#### INFORMATION SHOWN:
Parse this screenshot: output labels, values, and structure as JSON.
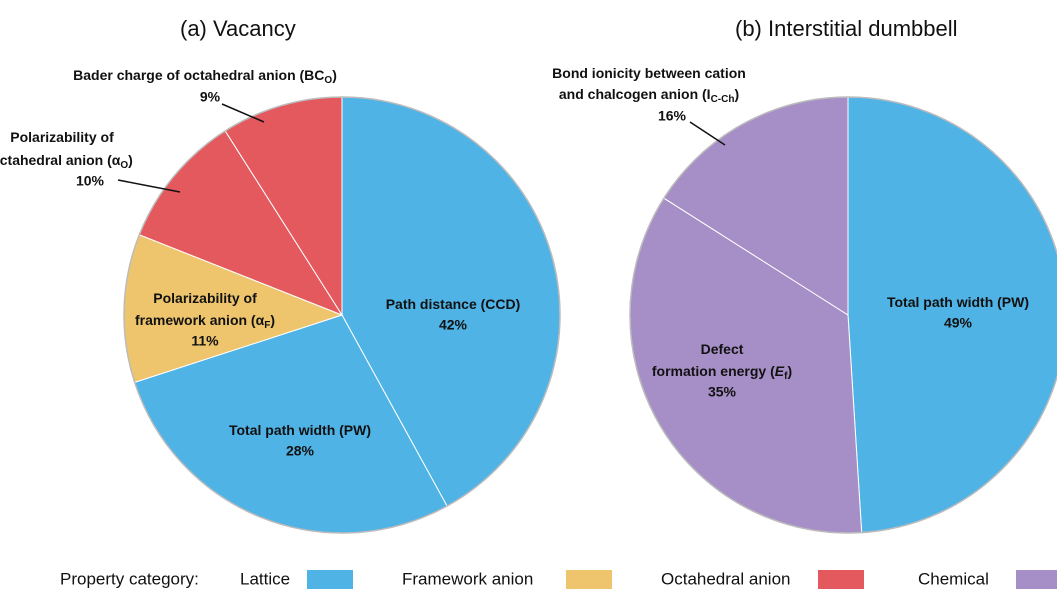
{
  "chart_data": [
    {
      "type": "pie",
      "title": "(a) Vacancy",
      "slices": [
        {
          "label": [
            [
              "Path distance (CCD)"
            ]
          ],
          "value": 42,
          "value_label": "42%",
          "color": "#4fb3e6"
        },
        {
          "label": [
            [
              "Total path width (PW)"
            ]
          ],
          "value": 28,
          "value_label": "28%",
          "color": "#4fb3e6"
        },
        {
          "label": [
            [
              "Polarizability of"
            ],
            [
              "framework anion (α",
              {
                "sub": "F"
              },
              ")"
            ]
          ],
          "value": 11,
          "value_label": "11%",
          "color": "#eec56c"
        },
        {
          "label": [
            [
              "Polarizability of"
            ],
            [
              "octahedral anion (α",
              {
                "sub": "O"
              },
              ")"
            ]
          ],
          "value": 10,
          "value_label": "10%",
          "color": "#e3595d"
        },
        {
          "label": [
            [
              "Bader charge of octahedral anion (BC",
              {
                "sub": "O"
              },
              ")"
            ]
          ],
          "value": 9,
          "value_label": "9%",
          "color": "#e3595d"
        }
      ]
    },
    {
      "type": "pie",
      "title": "(b) Interstitial dumbbell",
      "slices": [
        {
          "label": [
            [
              "Total path width (PW)"
            ]
          ],
          "value": 49,
          "value_label": "49%",
          "color": "#4fb3e6"
        },
        {
          "label": [
            [
              "Defect"
            ],
            [
              "formation energy (",
              {
                "italic": "E"
              },
              {
                "sub": "f"
              },
              ")"
            ]
          ],
          "value": 35,
          "value_label": "35%",
          "color": "#a68fc7"
        },
        {
          "label": [
            [
              "Bond ionicity between cation"
            ],
            [
              "and chalcogen anion (I",
              {
                "sub": "C-Ch"
              },
              ")"
            ]
          ],
          "value": 16,
          "value_label": "16%",
          "color": "#a68fc7"
        }
      ]
    }
  ],
  "legend": {
    "title": "Property category:",
    "items": [
      {
        "name": "Lattice",
        "color": "#4fb3e6"
      },
      {
        "name": "Framework anion",
        "color": "#eec56c"
      },
      {
        "name": "Octahedral anion",
        "color": "#e3595d"
      },
      {
        "name": "Chemical",
        "color": "#a68fc7"
      }
    ]
  }
}
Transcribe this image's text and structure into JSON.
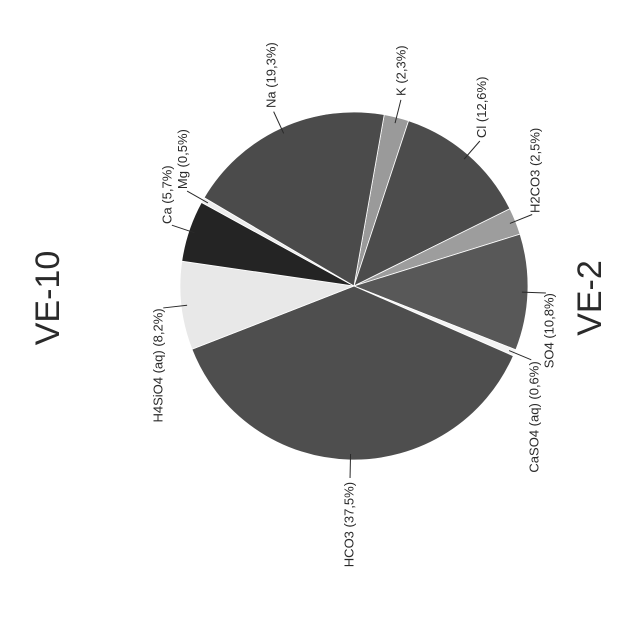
{
  "chart_data": {
    "type": "pie",
    "titles": [
      "VE-10",
      "VE-2"
    ],
    "slices": [
      {
        "label": "K (2,3%)",
        "value": 2.3,
        "color": "#9a9a9a"
      },
      {
        "label": "Cl (12,6%)",
        "value": 12.6,
        "color": "#4c4c4c"
      },
      {
        "label": "H2CO3 (2,5%)",
        "value": 2.5,
        "color": "#9d9d9d"
      },
      {
        "label": "SO4 (10,8%)",
        "value": 10.8,
        "color": "#585858"
      },
      {
        "label": "CaSO4 (aq) (0,6%)",
        "value": 0.6,
        "color": "#f4f4f4"
      },
      {
        "label": "HCO3 (37,5%)",
        "value": 37.5,
        "color": "#4e4e4e"
      },
      {
        "label": "H4SiO4 (aq) (8,2%)",
        "value": 8.2,
        "color": "#e8e8e8"
      },
      {
        "label": "Ca (5,7%)",
        "value": 5.7,
        "color": "#242424"
      },
      {
        "label": "Mg (0,5%)",
        "value": 0.5,
        "color": "#ededed"
      },
      {
        "label": "Na (19,3%)",
        "value": 19.3,
        "color": "#4b4b4b"
      }
    ]
  }
}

#### WHAT YOU WILL DO:
Go through the data above and find the lines with the word "this". Copy each of those lines.

#### THE OUTPUT:
Parse this screenshot: output labels, values, and structure as JSON.
Transcribe this image's text and structure into JSON.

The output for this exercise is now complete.